start The input
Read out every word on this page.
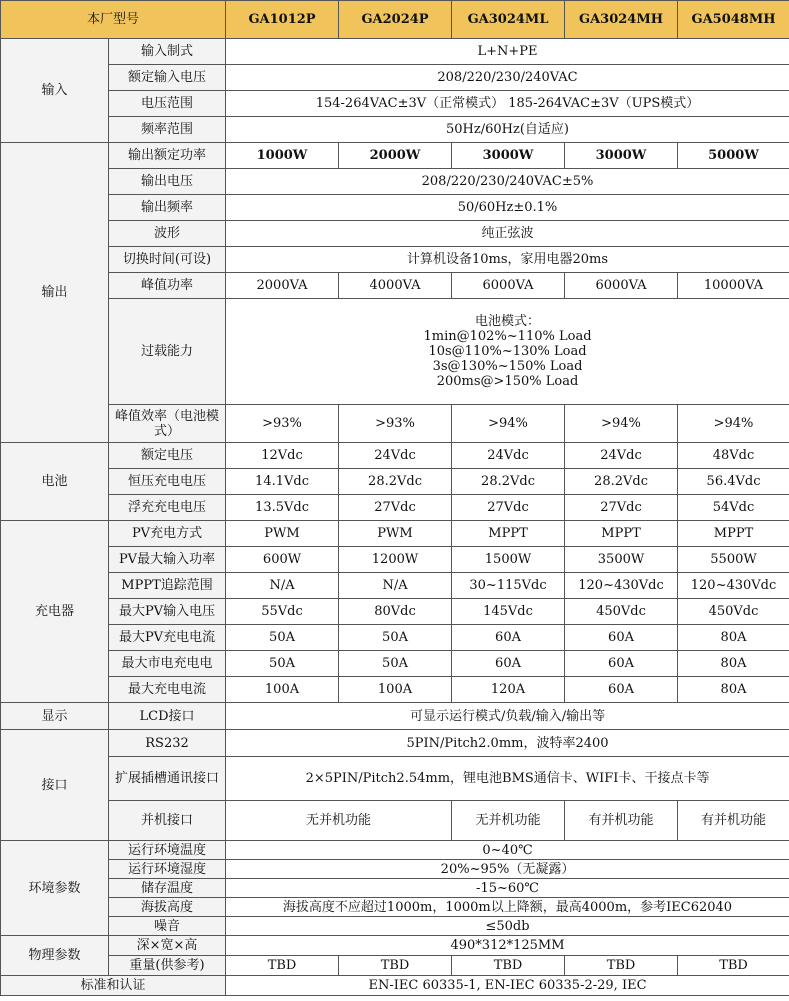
本厂型号		GA1012P	GA2024P	GA3024ML	GA3024MH	GA5048MH
输入	输入制式	L+N+PE				
	额定输入电压	208/220/230/240VAC				
	电压范围	154-264VAC±3V（正常模式） 185-264VAC±3V（UPS模式）				
	频率范围	50Hz/60Hz(自适应)				
输出	输出额定功率	1000W	2000W	3000W	3000W	5000W
	输出电压	208/220/230/240VAC±5%				
	输出频率	50/60Hz±0.1%				
	波形	纯正弦波				
	切换时间(可设)	计算机设备10ms，家用电器20ms				
	峰值功率	2000VA	4000VA	6000VA	6000VA	10000VA
	过载能力	电池模式：
1min@102%~110% Load
10s@110%~130% Load
3s@130%~150% Load
200ms@>150% Load				

	峰值效率（电池模式）	>93%	>93%	>94%	>94%	>94%
电池	额定电压	12Vdc	24Vdc	24Vdc	24Vdc	48Vdc
	恒压充电电压	14.1Vdc	28.2Vdc	28.2Vdc	28.2Vdc	56.4Vdc
	浮充充电电压	13.5Vdc	27Vdc	27Vdc	27Vdc	54Vdc
充电器	PV充电方式	PWM	PWM	MPPT	MPPT	MPPT
	PV最大输入功率	600W	1200W	1500W	3500W	5500W
	MPPT追踪范围	N/A	N/A	30~115Vdc	120~430Vdc	120~430Vdc
	最大PV输入电压	55Vdc	80Vdc	145Vdc	450Vdc	450Vdc
	最大PV充电电流	50A	50A	60A	60A	80A
	最大市电充电电	50A	50A	60A	60A	80A
	最大充电电流	100A	100A	120A	60A	80A
显示	LCD接口	可显示运行模式/负载/输入/输出等				
接口	RS232	5PIN/Pitch2.0mm，波特率2400				
	扩展插槽通讯接口	2×5PIN/Pitch2.54mm，锂电池BMS通信卡、WIFI卡、干接点卡等				
	并机接口	无并机功能		无并机功能	有并机功能	有并机功能
环境参数	运行环境温度	0~40℃				
	运行环境湿度	20%~95%（无凝露）				
	储存温度	-15~60℃				
	海拔高度	海拔高度不应超过1000m，1000m以上降额，最高4000m，参考IEC62040				
	噪音	≤50db				
物理参数	深×宽×高	490*312*125MM				
	重量(供参考)	TBD	TBD	TBD	TBD	TBD
标准和认证		EN-IEC 60335-1, EN-IEC 60335-2-29, IEC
end The input
**Your instructions:** In the listing above, find the lines holding the word "Load" and copy them.

**Worked solution:**
1min@102%~110% Load
10s@110%~130% Load
3s@130%~150% Load
200ms@>150% Load				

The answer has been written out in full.